## Begin SUPPLIED ENTRIES
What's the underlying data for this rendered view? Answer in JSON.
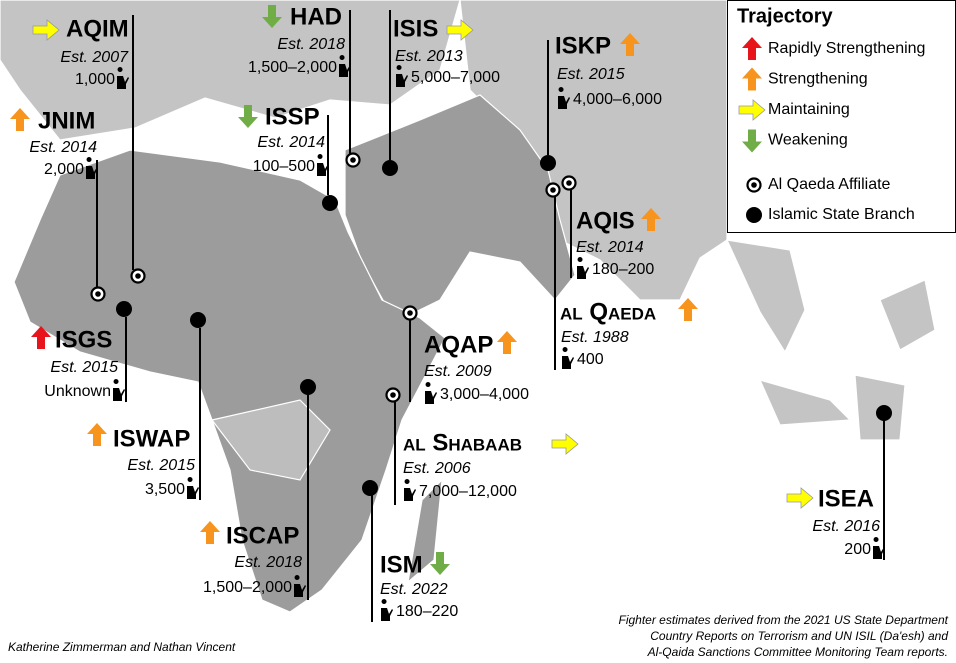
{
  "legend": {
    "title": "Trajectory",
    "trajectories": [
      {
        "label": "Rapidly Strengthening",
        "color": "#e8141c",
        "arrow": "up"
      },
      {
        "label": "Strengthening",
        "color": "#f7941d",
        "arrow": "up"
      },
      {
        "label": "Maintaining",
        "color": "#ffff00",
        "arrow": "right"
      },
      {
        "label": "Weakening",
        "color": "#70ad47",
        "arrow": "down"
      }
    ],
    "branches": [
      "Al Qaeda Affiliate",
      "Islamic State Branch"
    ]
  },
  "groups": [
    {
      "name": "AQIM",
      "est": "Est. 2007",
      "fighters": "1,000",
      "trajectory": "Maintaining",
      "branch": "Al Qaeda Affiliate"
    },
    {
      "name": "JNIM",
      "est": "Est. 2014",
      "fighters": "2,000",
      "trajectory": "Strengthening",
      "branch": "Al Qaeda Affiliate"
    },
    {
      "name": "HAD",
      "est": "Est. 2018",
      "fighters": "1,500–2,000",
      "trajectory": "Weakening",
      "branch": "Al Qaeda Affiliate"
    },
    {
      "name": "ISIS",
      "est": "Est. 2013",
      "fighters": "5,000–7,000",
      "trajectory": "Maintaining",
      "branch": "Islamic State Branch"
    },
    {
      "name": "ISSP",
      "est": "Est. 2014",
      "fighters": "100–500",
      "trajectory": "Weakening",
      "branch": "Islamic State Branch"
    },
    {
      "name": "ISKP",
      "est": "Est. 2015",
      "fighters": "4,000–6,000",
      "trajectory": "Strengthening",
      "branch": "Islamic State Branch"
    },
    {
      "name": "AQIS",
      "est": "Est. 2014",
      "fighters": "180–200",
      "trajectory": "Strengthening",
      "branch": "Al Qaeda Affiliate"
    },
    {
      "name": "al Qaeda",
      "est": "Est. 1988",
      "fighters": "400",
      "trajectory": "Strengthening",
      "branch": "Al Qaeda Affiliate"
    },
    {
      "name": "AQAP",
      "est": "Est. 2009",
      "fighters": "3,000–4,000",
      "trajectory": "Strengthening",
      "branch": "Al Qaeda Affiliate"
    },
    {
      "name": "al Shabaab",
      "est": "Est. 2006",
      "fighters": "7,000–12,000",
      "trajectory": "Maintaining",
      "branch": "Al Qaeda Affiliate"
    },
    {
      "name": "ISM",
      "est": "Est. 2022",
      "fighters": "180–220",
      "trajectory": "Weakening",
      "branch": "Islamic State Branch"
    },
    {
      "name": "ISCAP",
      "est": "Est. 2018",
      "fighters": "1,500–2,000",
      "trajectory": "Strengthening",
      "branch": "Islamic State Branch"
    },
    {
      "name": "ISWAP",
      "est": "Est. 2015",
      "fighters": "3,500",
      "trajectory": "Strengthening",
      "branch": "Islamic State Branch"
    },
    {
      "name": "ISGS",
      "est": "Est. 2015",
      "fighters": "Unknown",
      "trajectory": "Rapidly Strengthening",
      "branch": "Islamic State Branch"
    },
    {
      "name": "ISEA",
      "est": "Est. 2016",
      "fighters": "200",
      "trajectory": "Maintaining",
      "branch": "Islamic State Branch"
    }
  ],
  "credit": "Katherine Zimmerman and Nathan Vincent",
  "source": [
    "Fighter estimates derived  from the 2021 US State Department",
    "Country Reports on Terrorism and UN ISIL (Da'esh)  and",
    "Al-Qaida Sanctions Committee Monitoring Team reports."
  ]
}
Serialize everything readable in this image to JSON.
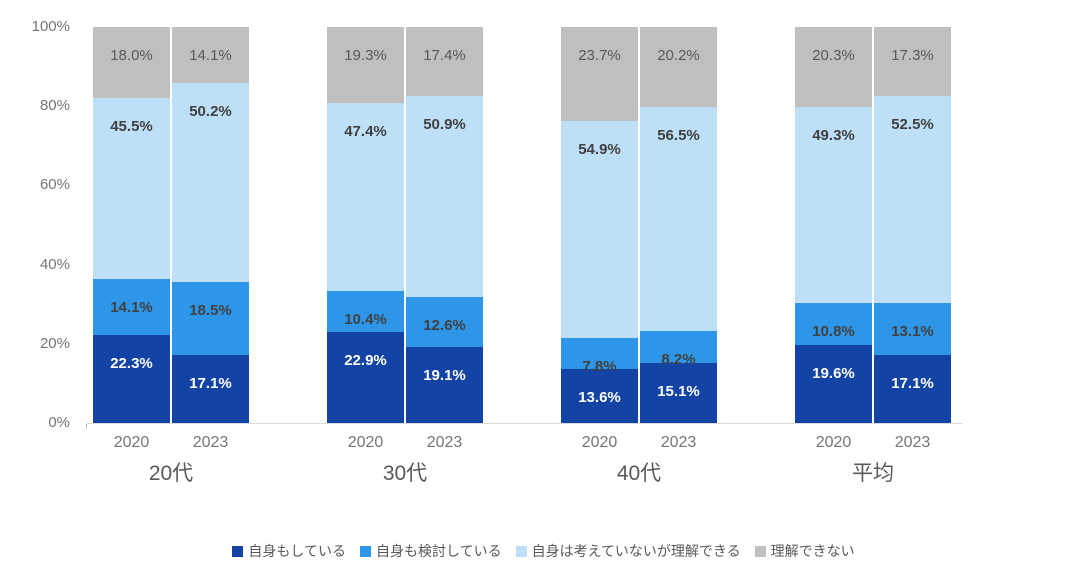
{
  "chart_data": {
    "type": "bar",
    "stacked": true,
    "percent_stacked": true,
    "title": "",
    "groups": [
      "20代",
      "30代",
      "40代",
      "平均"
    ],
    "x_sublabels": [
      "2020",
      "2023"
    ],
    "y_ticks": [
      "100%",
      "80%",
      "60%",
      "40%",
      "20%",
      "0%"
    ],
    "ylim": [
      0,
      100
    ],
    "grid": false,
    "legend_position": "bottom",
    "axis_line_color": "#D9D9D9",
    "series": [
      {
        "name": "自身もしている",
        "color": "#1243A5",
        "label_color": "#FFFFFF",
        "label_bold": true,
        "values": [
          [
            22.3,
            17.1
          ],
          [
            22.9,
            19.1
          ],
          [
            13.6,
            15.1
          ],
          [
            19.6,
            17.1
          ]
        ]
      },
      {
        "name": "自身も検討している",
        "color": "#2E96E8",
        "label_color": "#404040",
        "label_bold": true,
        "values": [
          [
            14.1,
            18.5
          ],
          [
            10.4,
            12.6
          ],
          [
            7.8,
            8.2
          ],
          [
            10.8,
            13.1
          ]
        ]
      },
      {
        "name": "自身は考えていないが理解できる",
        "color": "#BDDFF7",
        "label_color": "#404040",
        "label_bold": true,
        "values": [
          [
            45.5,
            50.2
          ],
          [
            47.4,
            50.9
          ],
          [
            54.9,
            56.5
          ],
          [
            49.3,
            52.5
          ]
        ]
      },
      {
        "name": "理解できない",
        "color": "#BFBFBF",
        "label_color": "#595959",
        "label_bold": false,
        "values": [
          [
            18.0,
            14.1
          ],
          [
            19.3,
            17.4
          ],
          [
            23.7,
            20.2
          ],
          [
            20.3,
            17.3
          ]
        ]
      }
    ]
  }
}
## End SUPPLIED ENTRIES
Your copy should match the entries exactly, minus the pictures.

● CORRECT RESPONSE
What's the underlying data for this rendered view? Answer in JSON.
{
  "legend": {
    "title": "Trajectory",
    "trajectories": [
      {
        "label": "Rapidly Strengthening",
        "color": "#e8141c",
        "arrow": "up"
      },
      {
        "label": "Strengthening",
        "color": "#f7941d",
        "arrow": "up"
      },
      {
        "label": "Maintaining",
        "color": "#ffff00",
        "arrow": "right"
      },
      {
        "label": "Weakening",
        "color": "#70ad47",
        "arrow": "down"
      }
    ],
    "branches": [
      "Al Qaeda Affiliate",
      "Islamic State Branch"
    ]
  },
  "groups": [
    {
      "name": "AQIM",
      "est": "Est. 2007",
      "fighters": "1,000",
      "trajectory": "Maintaining",
      "branch": "Al Qaeda Affiliate"
    },
    {
      "name": "JNIM",
      "est": "Est. 2014",
      "fighters": "2,000",
      "trajectory": "Strengthening",
      "branch": "Al Qaeda Affiliate"
    },
    {
      "name": "HAD",
      "est": "Est. 2018",
      "fighters": "1,500–2,000",
      "trajectory": "Weakening",
      "branch": "Al Qaeda Affiliate"
    },
    {
      "name": "ISIS",
      "est": "Est. 2013",
      "fighters": "5,000–7,000",
      "trajectory": "Maintaining",
      "branch": "Islamic State Branch"
    },
    {
      "name": "ISSP",
      "est": "Est. 2014",
      "fighters": "100–500",
      "trajectory": "Weakening",
      "branch": "Islamic State Branch"
    },
    {
      "name": "ISKP",
      "est": "Est. 2015",
      "fighters": "4,000–6,000",
      "trajectory": "Strengthening",
      "branch": "Islamic State Branch"
    },
    {
      "name": "AQIS",
      "est": "Est. 2014",
      "fighters": "180–200",
      "trajectory": "Strengthening",
      "branch": "Al Qaeda Affiliate"
    },
    {
      "name": "al Qaeda",
      "est": "Est. 1988",
      "fighters": "400",
      "trajectory": "Strengthening",
      "branch": "Al Qaeda Affiliate"
    },
    {
      "name": "AQAP",
      "est": "Est. 2009",
      "fighters": "3,000–4,000",
      "trajectory": "Strengthening",
      "branch": "Al Qaeda Affiliate"
    },
    {
      "name": "al Shabaab",
      "est": "Est. 2006",
      "fighters": "7,000–12,000",
      "trajectory": "Maintaining",
      "branch": "Al Qaeda Affiliate"
    },
    {
      "name": "ISM",
      "est": "Est. 2022",
      "fighters": "180–220",
      "trajectory": "Weakening",
      "branch": "Islamic State Branch"
    },
    {
      "name": "ISCAP",
      "est": "Est. 2018",
      "fighters": "1,500–2,000",
      "trajectory": "Strengthening",
      "branch": "Islamic State Branch"
    },
    {
      "name": "ISWAP",
      "est": "Est. 2015",
      "fighters": "3,500",
      "trajectory": "Strengthening",
      "branch": "Islamic State Branch"
    },
    {
      "name": "ISGS",
      "est": "Est. 2015",
      "fighters": "Unknown",
      "trajectory": "Rapidly Strengthening",
      "branch": "Islamic State Branch"
    },
    {
      "name": "ISEA",
      "est": "Est. 2016",
      "fighters": "200",
      "trajectory": "Maintaining",
      "branch": "Islamic State Branch"
    }
  ],
  "credit": "Katherine Zimmerman and Nathan Vincent",
  "source": [
    "Fighter estimates derived  from the 2021 US State Department",
    "Country Reports on Terrorism and UN ISIL (Da'esh)  and",
    "Al-Qaida Sanctions Committee Monitoring Team reports."
  ]
}
Serialize everything readable in this image to JSON.
{
  "chart_data": {
    "type": "bar",
    "stacked": true,
    "percent_stacked": true,
    "title": "",
    "groups": [
      "20代",
      "30代",
      "40代",
      "平均"
    ],
    "x_sublabels": [
      "2020",
      "2023"
    ],
    "y_ticks": [
      "100%",
      "80%",
      "60%",
      "40%",
      "20%",
      "0%"
    ],
    "ylim": [
      0,
      100
    ],
    "grid": false,
    "legend_position": "bottom",
    "axis_line_color": "#D9D9D9",
    "series": [
      {
        "name": "自身もしている",
        "color": "#1243A5",
        "label_color": "#FFFFFF",
        "label_bold": true,
        "values": [
          [
            22.3,
            17.1
          ],
          [
            22.9,
            19.1
          ],
          [
            13.6,
            15.1
          ],
          [
            19.6,
            17.1
          ]
        ]
      },
      {
        "name": "自身も検討している",
        "color": "#2E96E8",
        "label_color": "#404040",
        "label_bold": true,
        "values": [
          [
            14.1,
            18.5
          ],
          [
            10.4,
            12.6
          ],
          [
            7.8,
            8.2
          ],
          [
            10.8,
            13.1
          ]
        ]
      },
      {
        "name": "自身は考えていないが理解できる",
        "color": "#BDDFF7",
        "label_color": "#404040",
        "label_bold": true,
        "values": [
          [
            45.5,
            50.2
          ],
          [
            47.4,
            50.9
          ],
          [
            54.9,
            56.5
          ],
          [
            49.3,
            52.5
          ]
        ]
      },
      {
        "name": "理解できない",
        "color": "#BFBFBF",
        "label_color": "#595959",
        "label_bold": false,
        "values": [
          [
            18.0,
            14.1
          ],
          [
            19.3,
            17.4
          ],
          [
            23.7,
            20.2
          ],
          [
            20.3,
            17.3
          ]
        ]
      }
    ]
  }
}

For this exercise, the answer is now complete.